◆ Written exercise ◆
Without the pictures, return each record as it appears.

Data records

● ● ●

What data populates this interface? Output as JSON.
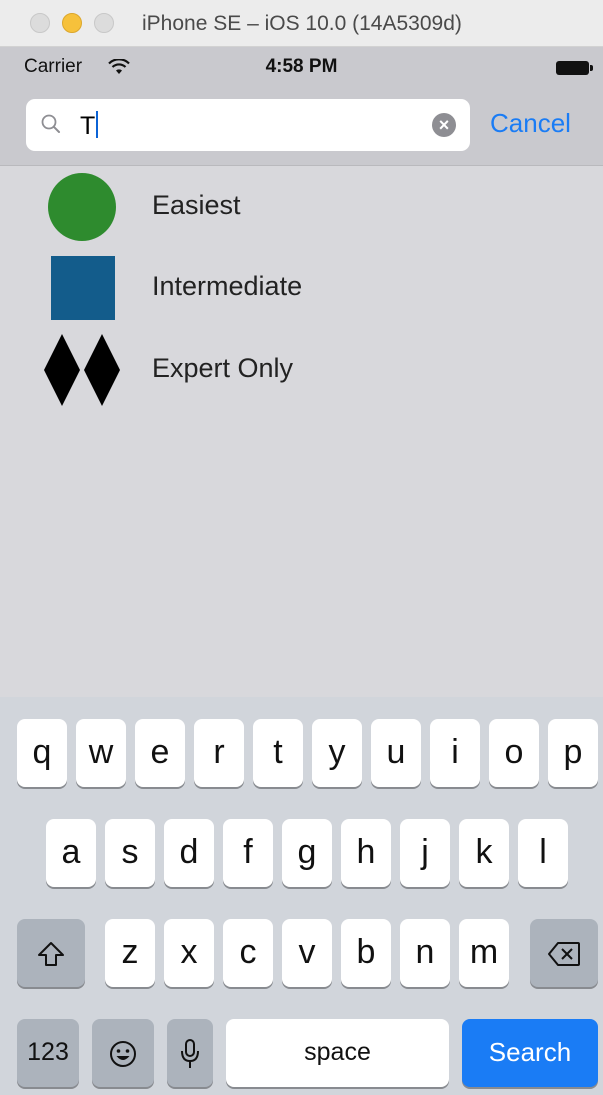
{
  "window": {
    "title": "iPhone SE – iOS 10.0 (14A5309d)"
  },
  "statusbar": {
    "carrier": "Carrier",
    "time": "4:58 PM"
  },
  "search": {
    "value": "T",
    "cancel_label": "Cancel"
  },
  "results": [
    {
      "label": "Easiest",
      "icon": "green-circle-icon",
      "color": "#2e8b2e"
    },
    {
      "label": "Intermediate",
      "icon": "blue-square-icon",
      "color": "#135c8b"
    },
    {
      "label": "Expert Only",
      "icon": "double-black-diamond-icon",
      "color": "#000000"
    }
  ],
  "keyboard": {
    "row1": [
      "q",
      "w",
      "e",
      "r",
      "t",
      "y",
      "u",
      "i",
      "o",
      "p"
    ],
    "row2": [
      "a",
      "s",
      "d",
      "f",
      "g",
      "h",
      "j",
      "k",
      "l"
    ],
    "row3": [
      "z",
      "x",
      "c",
      "v",
      "b",
      "n",
      "m"
    ],
    "numbers_label": "123",
    "space_label": "space",
    "search_label": "Search"
  },
  "colors": {
    "accent": "#1a7cf5",
    "status_bar": "#c9c9ce",
    "background": "#d8d8dc"
  }
}
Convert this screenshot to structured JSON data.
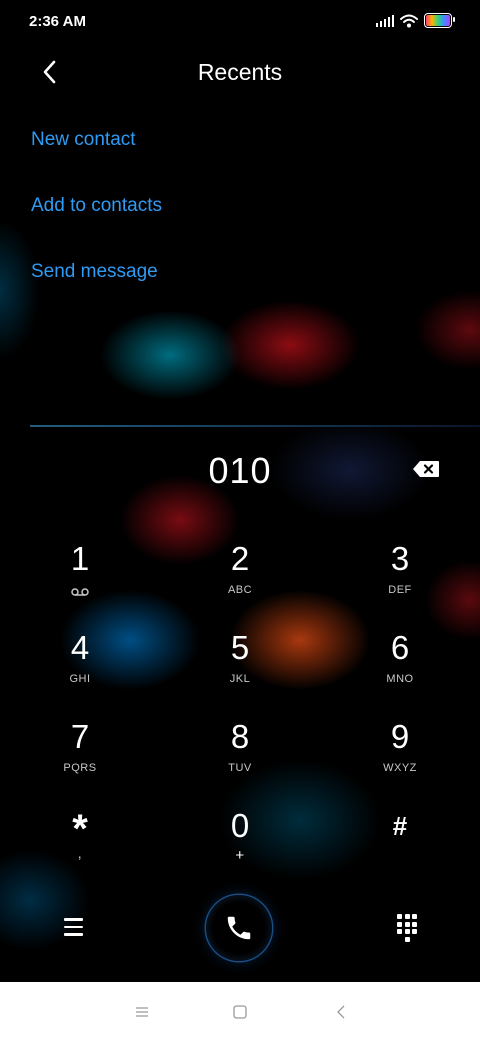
{
  "status_bar": {
    "time": "2:36 AM",
    "icons": [
      "signal-icon",
      "wifi-icon",
      "battery-icon"
    ]
  },
  "header": {
    "title": "Recents",
    "back_icon": "chevron-left-icon"
  },
  "actions": [
    {
      "label": "New contact"
    },
    {
      "label": "Add to contacts"
    },
    {
      "label": "Send message"
    }
  ],
  "dialer": {
    "number": "010",
    "backspace_icon": "backspace-icon",
    "keys": [
      {
        "digit": "1",
        "letters": "",
        "icon": "voicemail-icon"
      },
      {
        "digit": "2",
        "letters": "ABC"
      },
      {
        "digit": "3",
        "letters": "DEF"
      },
      {
        "digit": "4",
        "letters": "GHI"
      },
      {
        "digit": "5",
        "letters": "JKL"
      },
      {
        "digit": "6",
        "letters": "MNO"
      },
      {
        "digit": "7",
        "letters": "PQRS"
      },
      {
        "digit": "8",
        "letters": "TUV"
      },
      {
        "digit": "9",
        "letters": "WXYZ"
      },
      {
        "digit": "*",
        "letters": ","
      },
      {
        "digit": "0",
        "letters": "+"
      },
      {
        "digit": "#",
        "letters": ""
      }
    ]
  },
  "bottom_actions": {
    "menu_icon": "menu-icon",
    "call_icon": "phone-icon",
    "dialpad_icon": "dialpad-icon"
  },
  "nav_bar": {
    "items": [
      "recents-nav-icon",
      "home-nav-icon",
      "back-nav-icon"
    ]
  },
  "colors": {
    "accent": "#2f9bf3",
    "text": "#ffffff",
    "background": "#000000",
    "nav_bar": "#ffffff"
  }
}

● ● ●

◆ In response ◆
What data populates this interface? Output as JSON.
{
  "window": {
    "title": "iPhone SE – iOS 10.0 (14A5309d)"
  },
  "statusbar": {
    "carrier": "Carrier",
    "time": "4:58 PM"
  },
  "search": {
    "value": "T",
    "cancel_label": "Cancel"
  },
  "results": [
    {
      "label": "Easiest",
      "icon": "green-circle-icon",
      "color": "#2e8b2e"
    },
    {
      "label": "Intermediate",
      "icon": "blue-square-icon",
      "color": "#135c8b"
    },
    {
      "label": "Expert Only",
      "icon": "double-black-diamond-icon",
      "color": "#000000"
    }
  ],
  "keyboard": {
    "row1": [
      "q",
      "w",
      "e",
      "r",
      "t",
      "y",
      "u",
      "i",
      "o",
      "p"
    ],
    "row2": [
      "a",
      "s",
      "d",
      "f",
      "g",
      "h",
      "j",
      "k",
      "l"
    ],
    "row3": [
      "z",
      "x",
      "c",
      "v",
      "b",
      "n",
      "m"
    ],
    "numbers_label": "123",
    "space_label": "space",
    "search_label": "Search"
  },
  "colors": {
    "accent": "#1a7cf5",
    "status_bar": "#c9c9ce",
    "background": "#d8d8dc"
  }
}
Convert this screenshot to structured JSON data.
{
  "status_bar": {
    "time": "2:36 AM",
    "icons": [
      "signal-icon",
      "wifi-icon",
      "battery-icon"
    ]
  },
  "header": {
    "title": "Recents",
    "back_icon": "chevron-left-icon"
  },
  "actions": [
    {
      "label": "New contact"
    },
    {
      "label": "Add to contacts"
    },
    {
      "label": "Send message"
    }
  ],
  "dialer": {
    "number": "010",
    "backspace_icon": "backspace-icon",
    "keys": [
      {
        "digit": "1",
        "letters": "",
        "icon": "voicemail-icon"
      },
      {
        "digit": "2",
        "letters": "ABC"
      },
      {
        "digit": "3",
        "letters": "DEF"
      },
      {
        "digit": "4",
        "letters": "GHI"
      },
      {
        "digit": "5",
        "letters": "JKL"
      },
      {
        "digit": "6",
        "letters": "MNO"
      },
      {
        "digit": "7",
        "letters": "PQRS"
      },
      {
        "digit": "8",
        "letters": "TUV"
      },
      {
        "digit": "9",
        "letters": "WXYZ"
      },
      {
        "digit": "*",
        "letters": ","
      },
      {
        "digit": "0",
        "letters": "+"
      },
      {
        "digit": "#",
        "letters": ""
      }
    ]
  },
  "bottom_actions": {
    "menu_icon": "menu-icon",
    "call_icon": "phone-icon",
    "dialpad_icon": "dialpad-icon"
  },
  "nav_bar": {
    "items": [
      "recents-nav-icon",
      "home-nav-icon",
      "back-nav-icon"
    ]
  },
  "colors": {
    "accent": "#2f9bf3",
    "text": "#ffffff",
    "background": "#000000",
    "nav_bar": "#ffffff"
  }
}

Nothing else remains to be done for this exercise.